## WHAT IS EXPECTED:
Wherever "监控计算机" appears in a line, list that line.

## RECORDS FOR THE TASK:
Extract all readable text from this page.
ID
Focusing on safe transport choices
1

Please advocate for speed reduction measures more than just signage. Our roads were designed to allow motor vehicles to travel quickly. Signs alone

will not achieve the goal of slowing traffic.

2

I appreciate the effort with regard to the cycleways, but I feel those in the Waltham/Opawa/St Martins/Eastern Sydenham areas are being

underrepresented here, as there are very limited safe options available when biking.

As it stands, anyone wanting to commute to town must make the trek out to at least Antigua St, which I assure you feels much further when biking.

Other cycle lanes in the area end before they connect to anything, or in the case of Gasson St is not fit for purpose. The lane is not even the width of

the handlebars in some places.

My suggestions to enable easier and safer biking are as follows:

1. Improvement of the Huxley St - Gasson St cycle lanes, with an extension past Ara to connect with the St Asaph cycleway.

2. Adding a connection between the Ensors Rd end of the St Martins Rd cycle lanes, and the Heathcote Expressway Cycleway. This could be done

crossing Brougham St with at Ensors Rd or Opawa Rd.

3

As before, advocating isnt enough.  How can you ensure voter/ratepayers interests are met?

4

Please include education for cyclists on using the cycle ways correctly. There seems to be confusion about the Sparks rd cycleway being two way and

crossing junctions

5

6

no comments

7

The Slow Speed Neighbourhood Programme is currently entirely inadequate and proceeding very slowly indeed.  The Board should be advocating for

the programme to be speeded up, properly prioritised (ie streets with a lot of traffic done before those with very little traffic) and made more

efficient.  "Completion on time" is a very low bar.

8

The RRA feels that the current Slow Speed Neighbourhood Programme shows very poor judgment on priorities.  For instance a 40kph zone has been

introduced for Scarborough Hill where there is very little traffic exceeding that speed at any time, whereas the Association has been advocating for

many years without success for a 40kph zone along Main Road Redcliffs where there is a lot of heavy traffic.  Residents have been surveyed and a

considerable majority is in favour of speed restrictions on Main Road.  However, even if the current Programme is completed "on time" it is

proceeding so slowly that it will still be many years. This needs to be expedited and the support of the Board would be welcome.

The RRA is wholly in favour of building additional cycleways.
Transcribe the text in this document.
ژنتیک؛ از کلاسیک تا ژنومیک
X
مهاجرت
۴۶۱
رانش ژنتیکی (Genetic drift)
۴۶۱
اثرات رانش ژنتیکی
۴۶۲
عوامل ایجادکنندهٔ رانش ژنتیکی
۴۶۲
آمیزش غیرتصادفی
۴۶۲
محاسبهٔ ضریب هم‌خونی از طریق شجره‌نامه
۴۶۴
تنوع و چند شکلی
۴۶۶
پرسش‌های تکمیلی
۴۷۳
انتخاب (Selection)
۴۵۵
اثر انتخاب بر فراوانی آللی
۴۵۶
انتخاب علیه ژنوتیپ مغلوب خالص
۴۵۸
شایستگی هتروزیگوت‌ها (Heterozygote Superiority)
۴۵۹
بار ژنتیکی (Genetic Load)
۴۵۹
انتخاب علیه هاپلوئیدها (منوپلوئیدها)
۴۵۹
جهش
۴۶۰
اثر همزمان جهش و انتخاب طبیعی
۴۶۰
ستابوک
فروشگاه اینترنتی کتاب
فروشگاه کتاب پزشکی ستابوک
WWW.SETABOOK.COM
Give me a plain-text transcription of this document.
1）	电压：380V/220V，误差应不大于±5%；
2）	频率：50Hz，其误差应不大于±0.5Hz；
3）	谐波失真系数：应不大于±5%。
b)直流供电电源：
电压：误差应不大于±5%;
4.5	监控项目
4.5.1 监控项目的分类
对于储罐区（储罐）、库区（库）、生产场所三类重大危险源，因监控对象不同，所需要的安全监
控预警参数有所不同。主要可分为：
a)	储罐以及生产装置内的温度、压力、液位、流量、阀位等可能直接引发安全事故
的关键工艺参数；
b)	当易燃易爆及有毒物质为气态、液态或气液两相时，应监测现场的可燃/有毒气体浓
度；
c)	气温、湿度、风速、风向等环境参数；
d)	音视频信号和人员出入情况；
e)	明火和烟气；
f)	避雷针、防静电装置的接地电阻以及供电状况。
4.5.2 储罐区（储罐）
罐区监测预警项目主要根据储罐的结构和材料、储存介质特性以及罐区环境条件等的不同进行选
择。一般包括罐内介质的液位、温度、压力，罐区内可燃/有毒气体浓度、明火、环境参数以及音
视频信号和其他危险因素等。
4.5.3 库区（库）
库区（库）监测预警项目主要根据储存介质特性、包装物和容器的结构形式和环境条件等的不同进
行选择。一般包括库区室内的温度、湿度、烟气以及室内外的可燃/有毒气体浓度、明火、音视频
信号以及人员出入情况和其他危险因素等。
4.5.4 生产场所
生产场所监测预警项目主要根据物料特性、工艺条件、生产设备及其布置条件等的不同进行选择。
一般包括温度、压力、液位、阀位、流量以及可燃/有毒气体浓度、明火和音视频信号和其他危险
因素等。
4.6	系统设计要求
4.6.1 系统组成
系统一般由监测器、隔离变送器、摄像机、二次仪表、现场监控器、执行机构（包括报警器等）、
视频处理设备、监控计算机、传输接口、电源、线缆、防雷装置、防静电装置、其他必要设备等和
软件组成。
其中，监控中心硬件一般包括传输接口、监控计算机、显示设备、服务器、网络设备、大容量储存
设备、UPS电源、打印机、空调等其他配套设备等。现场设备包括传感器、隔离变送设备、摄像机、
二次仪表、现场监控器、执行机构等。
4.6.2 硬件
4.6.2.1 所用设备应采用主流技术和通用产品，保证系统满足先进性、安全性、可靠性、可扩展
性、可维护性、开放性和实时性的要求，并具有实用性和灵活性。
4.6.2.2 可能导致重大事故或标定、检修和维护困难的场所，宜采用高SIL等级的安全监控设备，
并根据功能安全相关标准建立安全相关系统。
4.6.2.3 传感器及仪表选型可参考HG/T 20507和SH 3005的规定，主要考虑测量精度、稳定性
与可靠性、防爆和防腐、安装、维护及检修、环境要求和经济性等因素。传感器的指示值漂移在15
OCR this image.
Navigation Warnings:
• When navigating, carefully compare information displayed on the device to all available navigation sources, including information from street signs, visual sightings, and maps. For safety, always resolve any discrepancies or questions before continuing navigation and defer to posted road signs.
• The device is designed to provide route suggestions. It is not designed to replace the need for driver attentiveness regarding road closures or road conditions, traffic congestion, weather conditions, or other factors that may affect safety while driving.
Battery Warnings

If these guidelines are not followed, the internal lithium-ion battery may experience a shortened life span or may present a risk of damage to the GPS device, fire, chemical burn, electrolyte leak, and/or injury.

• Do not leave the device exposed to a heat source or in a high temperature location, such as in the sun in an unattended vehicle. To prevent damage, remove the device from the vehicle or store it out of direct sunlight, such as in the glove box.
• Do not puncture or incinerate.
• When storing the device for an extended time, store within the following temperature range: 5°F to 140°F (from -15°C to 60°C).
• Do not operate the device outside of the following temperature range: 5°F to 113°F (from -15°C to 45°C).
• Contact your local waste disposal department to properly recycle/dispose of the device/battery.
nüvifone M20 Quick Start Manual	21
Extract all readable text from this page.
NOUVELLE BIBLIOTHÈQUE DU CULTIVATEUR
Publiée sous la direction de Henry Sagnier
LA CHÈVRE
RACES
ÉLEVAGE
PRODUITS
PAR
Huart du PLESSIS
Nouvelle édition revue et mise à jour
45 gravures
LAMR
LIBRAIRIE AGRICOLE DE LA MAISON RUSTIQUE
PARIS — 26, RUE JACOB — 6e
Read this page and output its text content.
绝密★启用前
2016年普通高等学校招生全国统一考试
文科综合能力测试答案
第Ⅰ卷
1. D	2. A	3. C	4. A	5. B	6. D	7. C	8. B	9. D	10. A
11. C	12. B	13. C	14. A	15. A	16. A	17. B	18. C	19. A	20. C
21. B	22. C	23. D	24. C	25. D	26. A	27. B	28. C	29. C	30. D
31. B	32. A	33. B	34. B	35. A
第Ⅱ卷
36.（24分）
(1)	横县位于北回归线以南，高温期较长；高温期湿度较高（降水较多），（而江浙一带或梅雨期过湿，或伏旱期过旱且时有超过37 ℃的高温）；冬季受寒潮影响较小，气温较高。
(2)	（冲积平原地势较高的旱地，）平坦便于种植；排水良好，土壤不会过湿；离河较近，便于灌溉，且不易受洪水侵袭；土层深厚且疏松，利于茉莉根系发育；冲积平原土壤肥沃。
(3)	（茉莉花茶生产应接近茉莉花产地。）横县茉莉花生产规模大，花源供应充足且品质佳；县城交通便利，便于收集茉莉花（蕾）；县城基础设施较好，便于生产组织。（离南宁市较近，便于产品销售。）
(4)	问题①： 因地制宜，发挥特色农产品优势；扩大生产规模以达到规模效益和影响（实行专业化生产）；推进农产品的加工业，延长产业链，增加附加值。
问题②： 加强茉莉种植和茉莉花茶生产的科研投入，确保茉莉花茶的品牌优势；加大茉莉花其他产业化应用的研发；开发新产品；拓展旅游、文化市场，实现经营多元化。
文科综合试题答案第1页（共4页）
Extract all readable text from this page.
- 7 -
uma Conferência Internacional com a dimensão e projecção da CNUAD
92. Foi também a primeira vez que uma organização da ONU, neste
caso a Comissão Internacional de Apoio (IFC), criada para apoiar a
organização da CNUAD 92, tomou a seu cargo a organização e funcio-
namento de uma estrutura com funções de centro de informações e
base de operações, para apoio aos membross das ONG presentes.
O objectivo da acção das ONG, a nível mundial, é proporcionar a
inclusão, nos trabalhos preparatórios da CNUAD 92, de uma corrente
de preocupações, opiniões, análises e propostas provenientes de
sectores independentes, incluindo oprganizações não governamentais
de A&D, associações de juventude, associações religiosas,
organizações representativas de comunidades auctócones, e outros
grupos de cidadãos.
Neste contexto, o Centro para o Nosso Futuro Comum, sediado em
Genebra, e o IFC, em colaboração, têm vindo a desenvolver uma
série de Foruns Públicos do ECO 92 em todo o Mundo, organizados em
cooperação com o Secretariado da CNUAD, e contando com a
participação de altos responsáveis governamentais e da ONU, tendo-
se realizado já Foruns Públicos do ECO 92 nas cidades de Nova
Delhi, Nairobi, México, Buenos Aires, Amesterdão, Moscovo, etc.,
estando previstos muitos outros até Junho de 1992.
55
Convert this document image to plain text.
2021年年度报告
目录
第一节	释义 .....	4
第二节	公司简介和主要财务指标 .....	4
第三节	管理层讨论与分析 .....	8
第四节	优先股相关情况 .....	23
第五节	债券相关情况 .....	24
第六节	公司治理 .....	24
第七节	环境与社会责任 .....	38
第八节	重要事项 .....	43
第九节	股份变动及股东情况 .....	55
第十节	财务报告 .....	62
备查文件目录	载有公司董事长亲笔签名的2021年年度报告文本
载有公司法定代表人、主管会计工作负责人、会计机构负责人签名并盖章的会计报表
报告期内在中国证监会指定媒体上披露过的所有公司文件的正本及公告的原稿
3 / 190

## OUTPUT FOR THIS EXERCISE:
视频处理设备、监控计算机、传输接口、电源、线缆、防雷装置、防静电装置、其他必要设备等和
其中，监控中心硬件一般包括传输接口、监控计算机、显示设备、服务器、网络设备、大容量储存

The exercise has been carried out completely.